> [Problem statement]
The lines to extract begin at the line that contains "Convert this document image to plain text." and run through the last line of the listing; reproduce them exactly, minus any pictures.
--- Start ---
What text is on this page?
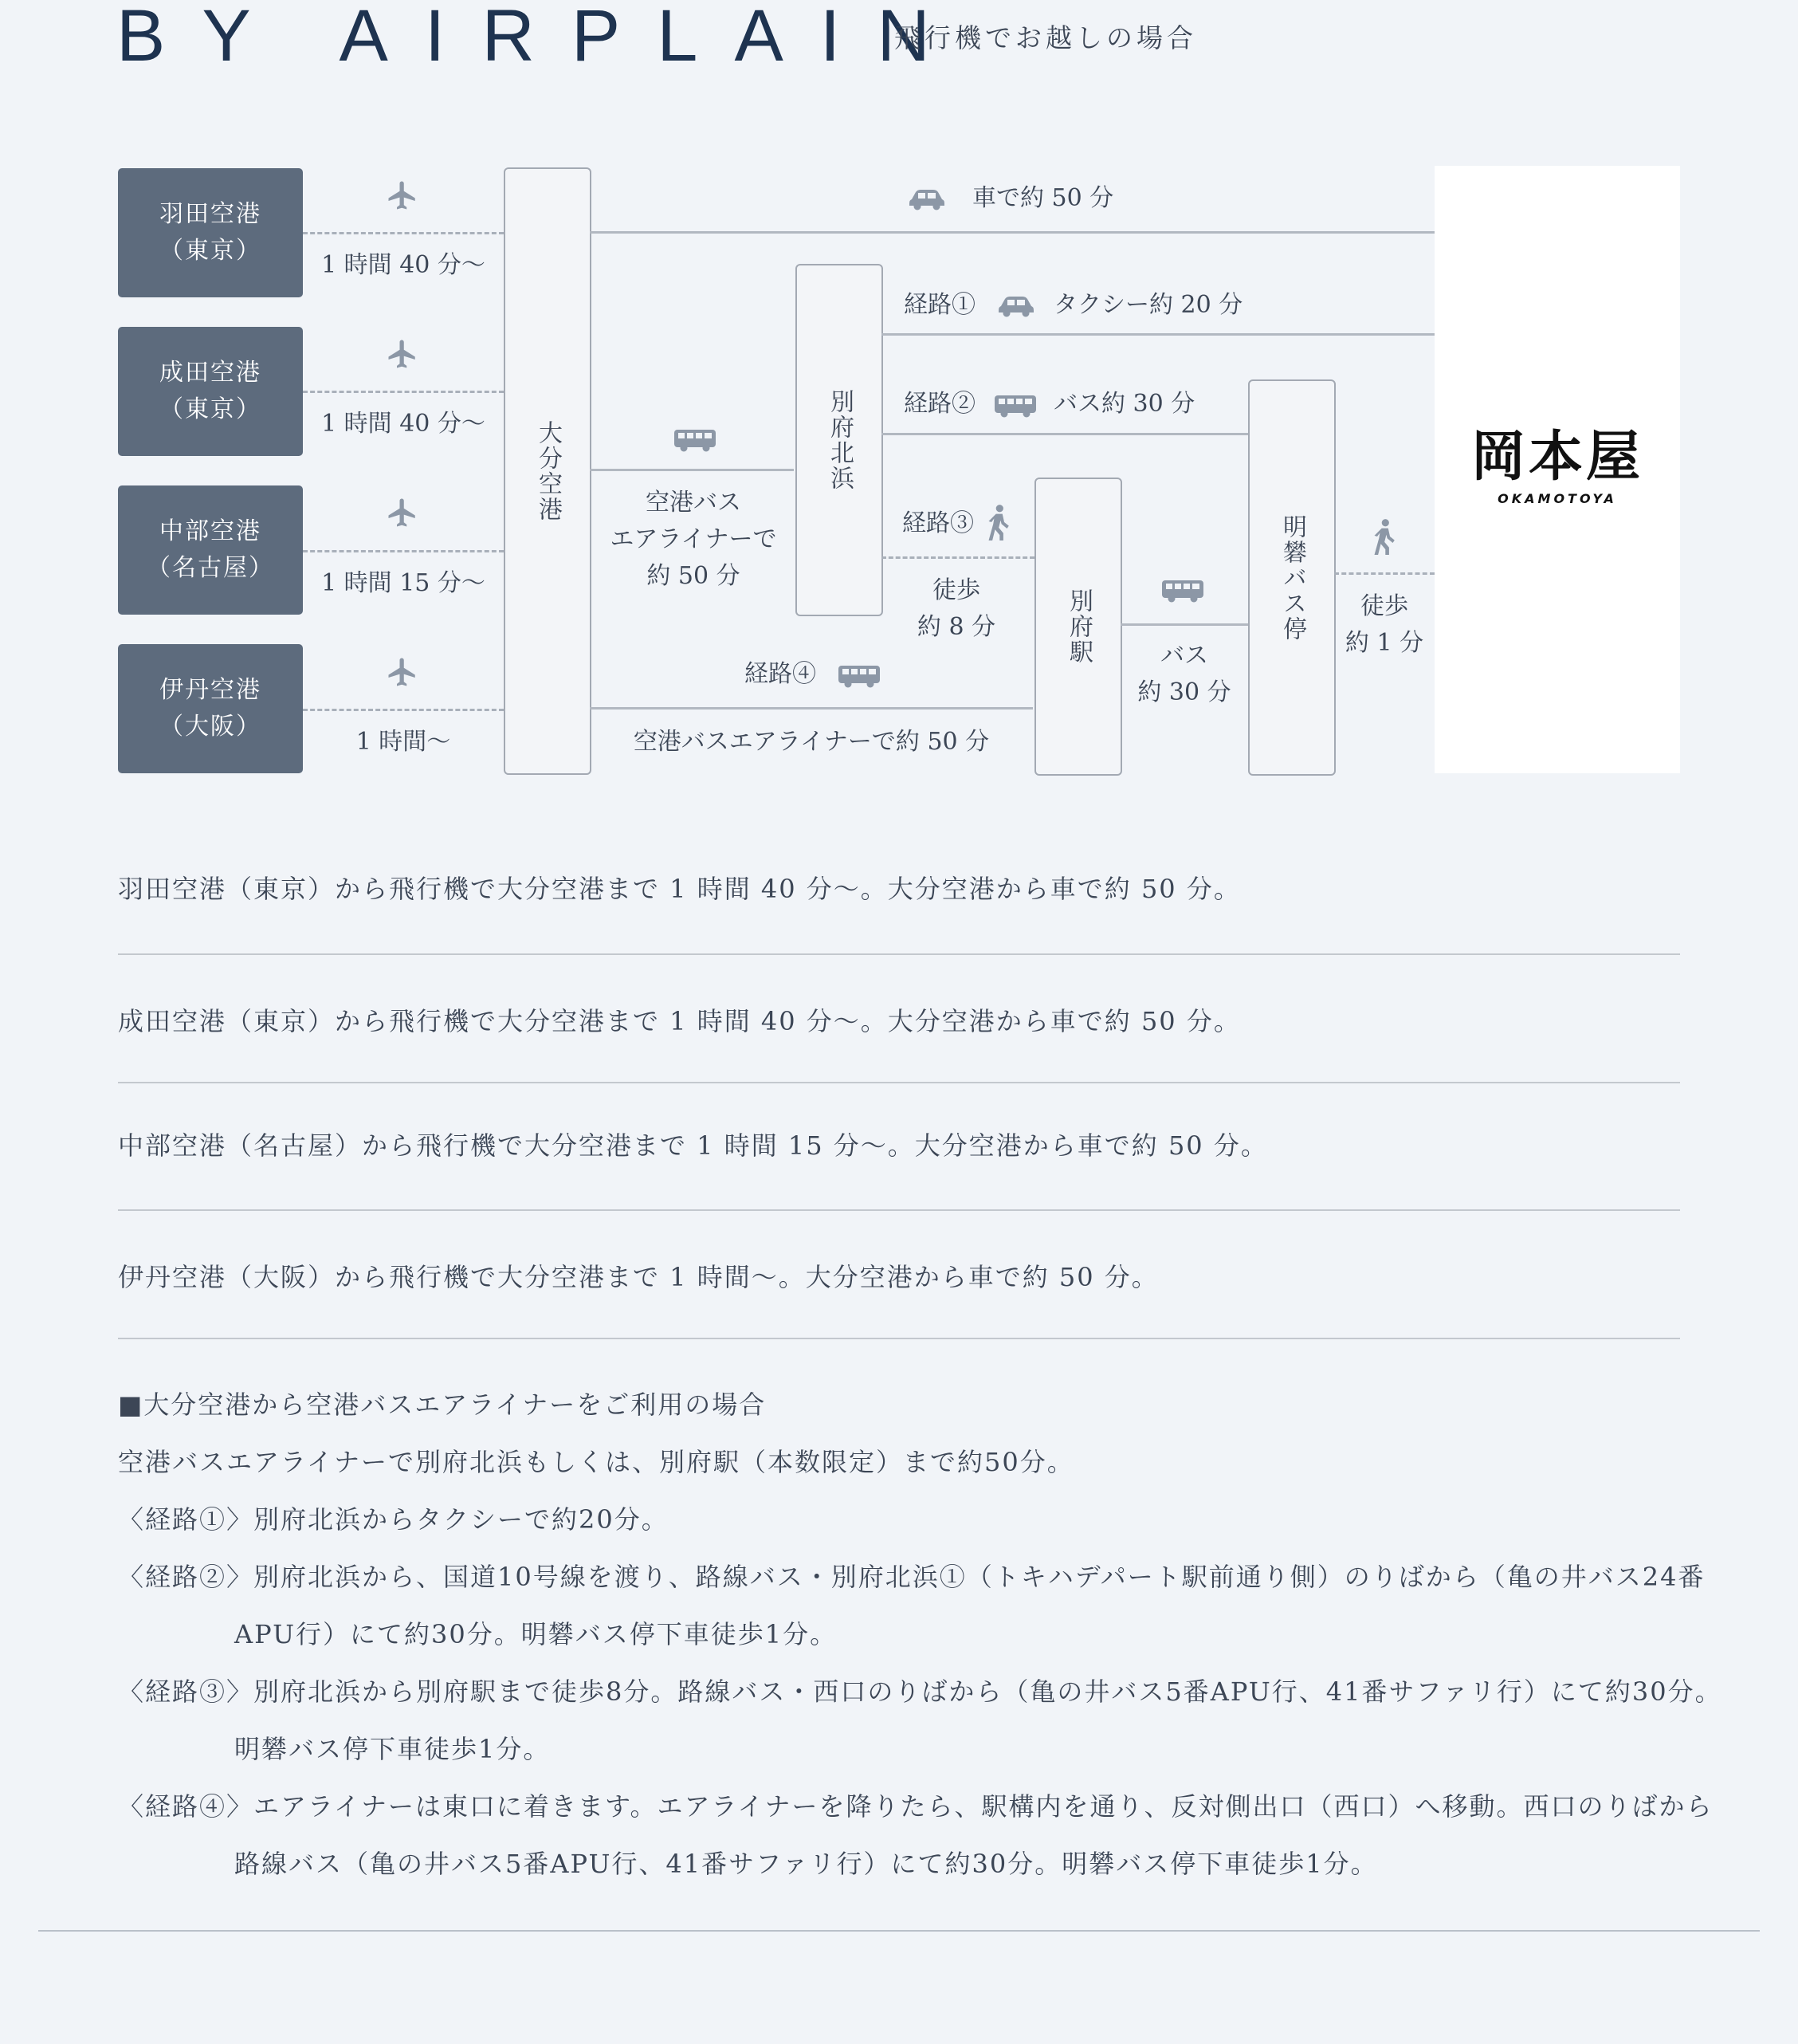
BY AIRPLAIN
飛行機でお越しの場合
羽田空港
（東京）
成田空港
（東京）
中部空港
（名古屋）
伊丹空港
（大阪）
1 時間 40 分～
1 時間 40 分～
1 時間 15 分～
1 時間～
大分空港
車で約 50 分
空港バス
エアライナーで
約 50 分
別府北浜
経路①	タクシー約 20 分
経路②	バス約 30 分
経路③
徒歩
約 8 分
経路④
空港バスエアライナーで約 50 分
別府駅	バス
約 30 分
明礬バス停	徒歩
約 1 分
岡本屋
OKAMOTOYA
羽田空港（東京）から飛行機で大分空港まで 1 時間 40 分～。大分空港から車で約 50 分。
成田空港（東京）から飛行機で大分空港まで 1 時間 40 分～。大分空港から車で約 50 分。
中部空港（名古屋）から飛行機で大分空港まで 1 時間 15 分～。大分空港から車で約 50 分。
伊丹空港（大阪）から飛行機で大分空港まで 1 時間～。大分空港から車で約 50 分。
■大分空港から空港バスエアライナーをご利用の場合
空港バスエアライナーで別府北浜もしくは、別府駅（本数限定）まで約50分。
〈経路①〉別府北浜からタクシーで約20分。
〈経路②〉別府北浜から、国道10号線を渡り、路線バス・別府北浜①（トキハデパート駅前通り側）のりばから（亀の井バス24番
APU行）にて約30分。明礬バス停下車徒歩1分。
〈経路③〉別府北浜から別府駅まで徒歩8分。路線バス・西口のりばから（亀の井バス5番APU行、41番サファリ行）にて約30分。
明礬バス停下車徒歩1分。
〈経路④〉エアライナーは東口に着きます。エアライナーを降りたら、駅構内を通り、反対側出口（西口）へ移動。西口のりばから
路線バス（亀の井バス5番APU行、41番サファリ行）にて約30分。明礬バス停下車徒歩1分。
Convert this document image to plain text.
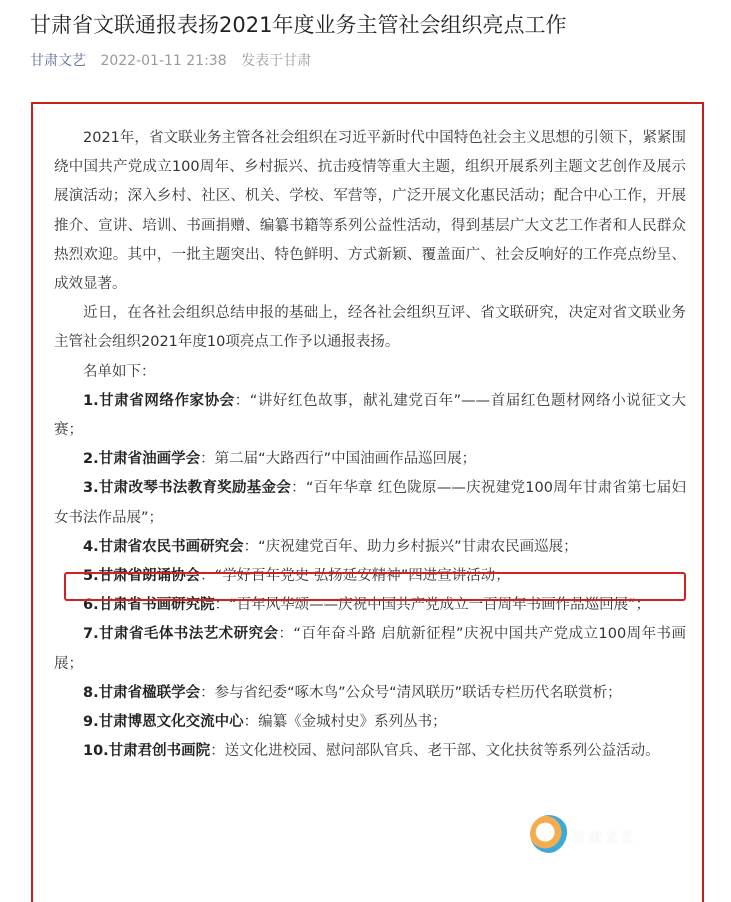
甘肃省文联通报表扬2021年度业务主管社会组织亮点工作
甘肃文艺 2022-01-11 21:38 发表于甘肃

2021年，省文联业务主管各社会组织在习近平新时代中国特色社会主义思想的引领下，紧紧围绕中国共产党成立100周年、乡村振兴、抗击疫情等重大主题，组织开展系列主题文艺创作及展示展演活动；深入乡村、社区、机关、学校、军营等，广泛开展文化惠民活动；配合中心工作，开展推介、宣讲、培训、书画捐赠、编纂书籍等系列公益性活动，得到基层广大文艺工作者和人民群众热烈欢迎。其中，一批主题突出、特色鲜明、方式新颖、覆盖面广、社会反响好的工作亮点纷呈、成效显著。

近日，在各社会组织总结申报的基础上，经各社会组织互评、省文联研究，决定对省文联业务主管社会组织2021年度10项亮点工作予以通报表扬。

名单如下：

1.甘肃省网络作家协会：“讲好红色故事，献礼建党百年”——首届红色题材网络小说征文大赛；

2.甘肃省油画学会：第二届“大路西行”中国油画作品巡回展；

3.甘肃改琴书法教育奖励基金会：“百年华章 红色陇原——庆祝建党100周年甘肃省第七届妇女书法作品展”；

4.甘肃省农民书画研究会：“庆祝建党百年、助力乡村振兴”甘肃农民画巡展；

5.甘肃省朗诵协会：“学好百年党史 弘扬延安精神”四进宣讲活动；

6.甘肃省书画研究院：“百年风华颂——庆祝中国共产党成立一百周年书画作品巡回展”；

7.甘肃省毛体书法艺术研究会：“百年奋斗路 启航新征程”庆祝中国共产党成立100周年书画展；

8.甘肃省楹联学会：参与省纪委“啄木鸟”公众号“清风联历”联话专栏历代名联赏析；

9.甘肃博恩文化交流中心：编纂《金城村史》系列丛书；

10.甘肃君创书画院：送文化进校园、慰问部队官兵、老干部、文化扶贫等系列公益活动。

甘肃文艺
--- End ---
> [Solution to the problem]
Convert this document image to plain text.
甘肃省文联通报表扬2021年度业务主管社会组织亮点工作
甘肃文艺 2022-01-11 21:38 发表于甘肃

2021年，省文联业务主管各社会组织在习近平新时代中国特色社会主义思想的引领下，紧紧围绕中国共产党成立100周年、乡村振兴、抗击疫情等重大主题，组织开展系列主题文艺创作及展示展演活动；深入乡村、社区、机关、学校、军营等，广泛开展文化惠民活动；配合中心工作，开展推介、宣讲、培训、书画捐赠、编纂书籍等系列公益性活动，得到基层广大文艺工作者和人民群众热烈欢迎。其中，一批主题突出、特色鲜明、方式新颖、覆盖面广、社会反响好的工作亮点纷呈、成效显著。

近日，在各社会组织总结申报的基础上，经各社会组织互评、省文联研究，决定对省文联业务主管社会组织2021年度10项亮点工作予以通报表扬。

名单如下：

1.甘肃省网络作家协会：“讲好红色故事，献礼建党百年”——首届红色题材网络小说征文大赛；

2.甘肃省油画学会：第二届“大路西行”中国油画作品巡回展；

3.甘肃改琴书法教育奖励基金会：“百年华章 红色陇原——庆祝建党100周年甘肃省第七届妇女书法作品展”；

4.甘肃省农民书画研究会：“庆祝建党百年、助力乡村振兴”甘肃农民画巡展；

5.甘肃省朗诵协会：“学好百年党史 弘扬延安精神”四进宣讲活动；

6.甘肃省书画研究院：“百年风华颂——庆祝中国共产党成立一百周年书画作品巡回展”；

7.甘肃省毛体书法艺术研究会：“百年奋斗路 启航新征程”庆祝中国共产党成立100周年书画展；

8.甘肃省楹联学会：参与省纪委“啄木鸟”公众号“清风联历”联话专栏历代名联赏析；

9.甘肃博恩文化交流中心：编纂《金城村史》系列丛书；

10.甘肃君创书画院：送文化进校园、慰问部队官兵、老干部、文化扶贫等系列公益活动。

甘肃文艺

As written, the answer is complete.